▶ [TASK GOAL] Only the lines from the one containing "Convert this screenshot" to the end of the entries should be written out, each exactly as it stands, both ends included.

Records from a collection:

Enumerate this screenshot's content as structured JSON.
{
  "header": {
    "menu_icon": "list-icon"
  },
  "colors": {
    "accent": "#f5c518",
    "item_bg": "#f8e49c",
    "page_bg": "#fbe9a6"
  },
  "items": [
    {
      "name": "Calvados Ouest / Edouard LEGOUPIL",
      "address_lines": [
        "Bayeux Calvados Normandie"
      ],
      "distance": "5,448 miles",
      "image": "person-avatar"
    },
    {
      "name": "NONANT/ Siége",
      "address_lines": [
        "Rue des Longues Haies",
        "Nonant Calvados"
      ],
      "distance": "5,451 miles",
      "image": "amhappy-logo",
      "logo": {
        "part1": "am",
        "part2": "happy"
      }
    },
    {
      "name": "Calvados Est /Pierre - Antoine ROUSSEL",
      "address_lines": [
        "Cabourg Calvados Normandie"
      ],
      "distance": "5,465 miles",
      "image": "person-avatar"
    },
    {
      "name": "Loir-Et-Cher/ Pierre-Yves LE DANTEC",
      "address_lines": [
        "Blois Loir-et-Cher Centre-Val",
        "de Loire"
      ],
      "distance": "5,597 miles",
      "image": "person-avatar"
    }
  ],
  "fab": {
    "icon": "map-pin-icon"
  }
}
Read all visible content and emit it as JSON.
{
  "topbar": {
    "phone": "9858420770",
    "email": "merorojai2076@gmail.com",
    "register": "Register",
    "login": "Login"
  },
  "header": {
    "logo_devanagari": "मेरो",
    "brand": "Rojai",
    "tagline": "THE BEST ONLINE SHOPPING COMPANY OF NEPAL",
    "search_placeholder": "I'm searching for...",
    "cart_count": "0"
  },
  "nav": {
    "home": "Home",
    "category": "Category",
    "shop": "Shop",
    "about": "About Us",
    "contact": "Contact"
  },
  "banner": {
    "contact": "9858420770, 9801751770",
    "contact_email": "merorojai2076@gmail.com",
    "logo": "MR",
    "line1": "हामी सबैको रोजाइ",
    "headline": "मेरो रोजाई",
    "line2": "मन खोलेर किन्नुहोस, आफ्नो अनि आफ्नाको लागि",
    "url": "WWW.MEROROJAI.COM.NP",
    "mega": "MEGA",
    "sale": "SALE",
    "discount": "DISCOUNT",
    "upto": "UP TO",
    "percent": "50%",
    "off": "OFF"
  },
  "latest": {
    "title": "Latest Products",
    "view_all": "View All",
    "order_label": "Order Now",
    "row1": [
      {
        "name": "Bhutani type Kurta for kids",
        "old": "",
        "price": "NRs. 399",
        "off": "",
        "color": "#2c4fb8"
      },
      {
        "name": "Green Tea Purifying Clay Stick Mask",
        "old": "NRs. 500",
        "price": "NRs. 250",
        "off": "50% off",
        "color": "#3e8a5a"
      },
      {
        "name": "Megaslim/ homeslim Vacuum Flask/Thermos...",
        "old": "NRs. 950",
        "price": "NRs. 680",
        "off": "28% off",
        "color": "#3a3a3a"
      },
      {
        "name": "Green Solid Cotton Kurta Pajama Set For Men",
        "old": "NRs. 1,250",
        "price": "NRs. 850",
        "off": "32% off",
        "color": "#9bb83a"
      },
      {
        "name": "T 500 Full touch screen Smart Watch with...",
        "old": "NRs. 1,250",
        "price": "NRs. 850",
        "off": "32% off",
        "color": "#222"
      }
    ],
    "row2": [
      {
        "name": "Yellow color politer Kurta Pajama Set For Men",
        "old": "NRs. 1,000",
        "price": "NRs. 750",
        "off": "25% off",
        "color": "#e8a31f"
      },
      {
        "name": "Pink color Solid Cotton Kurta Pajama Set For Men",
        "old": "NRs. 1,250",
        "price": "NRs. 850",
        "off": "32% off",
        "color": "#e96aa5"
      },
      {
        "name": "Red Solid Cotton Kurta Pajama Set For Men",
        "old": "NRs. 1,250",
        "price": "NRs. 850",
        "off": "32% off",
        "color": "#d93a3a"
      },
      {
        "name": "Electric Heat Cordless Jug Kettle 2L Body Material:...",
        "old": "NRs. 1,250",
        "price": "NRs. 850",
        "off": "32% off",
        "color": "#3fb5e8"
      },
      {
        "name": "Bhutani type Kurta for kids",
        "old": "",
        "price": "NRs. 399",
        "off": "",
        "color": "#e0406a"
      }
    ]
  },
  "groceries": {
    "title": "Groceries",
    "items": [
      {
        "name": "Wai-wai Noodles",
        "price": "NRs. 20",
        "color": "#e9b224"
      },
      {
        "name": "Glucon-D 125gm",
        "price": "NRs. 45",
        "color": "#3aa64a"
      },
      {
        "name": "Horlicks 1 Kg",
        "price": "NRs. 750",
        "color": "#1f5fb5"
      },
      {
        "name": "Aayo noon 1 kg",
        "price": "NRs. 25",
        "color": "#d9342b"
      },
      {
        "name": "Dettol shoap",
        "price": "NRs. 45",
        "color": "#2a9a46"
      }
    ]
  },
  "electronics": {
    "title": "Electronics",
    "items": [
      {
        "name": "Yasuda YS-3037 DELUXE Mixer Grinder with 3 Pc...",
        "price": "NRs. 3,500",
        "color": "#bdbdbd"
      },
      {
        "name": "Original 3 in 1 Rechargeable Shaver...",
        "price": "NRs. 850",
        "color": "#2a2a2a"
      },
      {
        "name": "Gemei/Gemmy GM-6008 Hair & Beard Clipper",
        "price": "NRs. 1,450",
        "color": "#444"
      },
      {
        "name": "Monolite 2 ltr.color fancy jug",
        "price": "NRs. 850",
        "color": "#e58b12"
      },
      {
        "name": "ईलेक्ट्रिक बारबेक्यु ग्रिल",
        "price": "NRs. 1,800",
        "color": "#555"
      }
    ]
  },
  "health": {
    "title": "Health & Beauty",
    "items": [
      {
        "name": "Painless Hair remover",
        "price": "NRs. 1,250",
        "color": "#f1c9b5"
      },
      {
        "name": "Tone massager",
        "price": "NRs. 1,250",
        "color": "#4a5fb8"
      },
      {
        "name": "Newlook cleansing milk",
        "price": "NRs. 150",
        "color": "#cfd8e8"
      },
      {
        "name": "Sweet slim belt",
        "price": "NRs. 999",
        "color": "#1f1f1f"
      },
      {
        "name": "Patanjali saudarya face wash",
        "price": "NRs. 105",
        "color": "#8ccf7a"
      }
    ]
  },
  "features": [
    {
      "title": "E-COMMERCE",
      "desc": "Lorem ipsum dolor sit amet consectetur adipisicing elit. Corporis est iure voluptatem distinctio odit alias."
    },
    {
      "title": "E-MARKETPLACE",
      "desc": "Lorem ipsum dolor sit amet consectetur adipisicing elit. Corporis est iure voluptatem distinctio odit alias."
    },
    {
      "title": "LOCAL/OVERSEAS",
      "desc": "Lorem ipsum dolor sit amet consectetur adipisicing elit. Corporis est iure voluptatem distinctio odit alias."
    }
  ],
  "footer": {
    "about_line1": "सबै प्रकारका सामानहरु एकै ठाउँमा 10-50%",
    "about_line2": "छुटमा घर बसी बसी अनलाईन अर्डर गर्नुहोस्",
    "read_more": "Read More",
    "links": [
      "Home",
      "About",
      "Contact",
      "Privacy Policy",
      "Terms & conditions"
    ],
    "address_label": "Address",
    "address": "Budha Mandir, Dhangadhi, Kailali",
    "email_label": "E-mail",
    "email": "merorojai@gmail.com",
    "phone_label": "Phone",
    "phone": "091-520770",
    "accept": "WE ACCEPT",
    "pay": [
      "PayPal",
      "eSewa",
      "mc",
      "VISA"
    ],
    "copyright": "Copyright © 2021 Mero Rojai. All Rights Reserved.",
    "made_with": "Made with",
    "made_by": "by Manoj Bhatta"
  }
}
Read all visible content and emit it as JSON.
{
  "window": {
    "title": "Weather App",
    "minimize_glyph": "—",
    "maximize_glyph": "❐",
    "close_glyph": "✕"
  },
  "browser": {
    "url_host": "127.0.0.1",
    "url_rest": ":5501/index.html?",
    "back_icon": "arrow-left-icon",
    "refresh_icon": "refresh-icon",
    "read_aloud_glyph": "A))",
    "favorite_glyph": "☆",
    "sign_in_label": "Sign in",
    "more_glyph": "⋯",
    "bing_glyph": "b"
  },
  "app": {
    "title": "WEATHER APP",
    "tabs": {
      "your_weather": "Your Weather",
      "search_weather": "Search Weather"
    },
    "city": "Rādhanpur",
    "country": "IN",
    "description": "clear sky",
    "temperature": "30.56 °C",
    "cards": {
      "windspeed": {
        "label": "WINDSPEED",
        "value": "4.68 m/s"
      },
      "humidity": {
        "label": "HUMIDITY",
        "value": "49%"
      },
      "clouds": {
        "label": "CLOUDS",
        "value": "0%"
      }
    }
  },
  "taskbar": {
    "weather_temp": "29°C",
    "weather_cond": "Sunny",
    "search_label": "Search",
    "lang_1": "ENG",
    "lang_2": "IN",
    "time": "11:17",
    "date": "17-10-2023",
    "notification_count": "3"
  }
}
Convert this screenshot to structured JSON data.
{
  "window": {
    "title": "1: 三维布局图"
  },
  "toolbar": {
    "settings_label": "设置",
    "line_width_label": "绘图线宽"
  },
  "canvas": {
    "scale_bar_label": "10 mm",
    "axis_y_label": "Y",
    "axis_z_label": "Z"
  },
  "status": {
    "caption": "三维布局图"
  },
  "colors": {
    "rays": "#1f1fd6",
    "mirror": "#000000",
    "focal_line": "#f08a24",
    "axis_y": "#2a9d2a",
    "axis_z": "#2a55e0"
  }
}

▶ [TASK RESPONSE]
Convert this screenshot to structured JSON data.
{
  "window": {
    "title": "1: 三维布局图"
  },
  "toolbar": {
    "settings_label": "设置",
    "line_width_label": "绘图线宽"
  },
  "canvas": {
    "scale_bar_label": "10 mm",
    "axis_y_label": "Y",
    "axis_z_label": "Z"
  },
  "status": {
    "caption": "三维布局图"
  },
  "colors": {
    "rays": "#1f1fd6",
    "mirror": "#000000",
    "focal_line": "#f08a24",
    "axis_y": "#2a9d2a",
    "axis_z": "#2a55e0"
  }
}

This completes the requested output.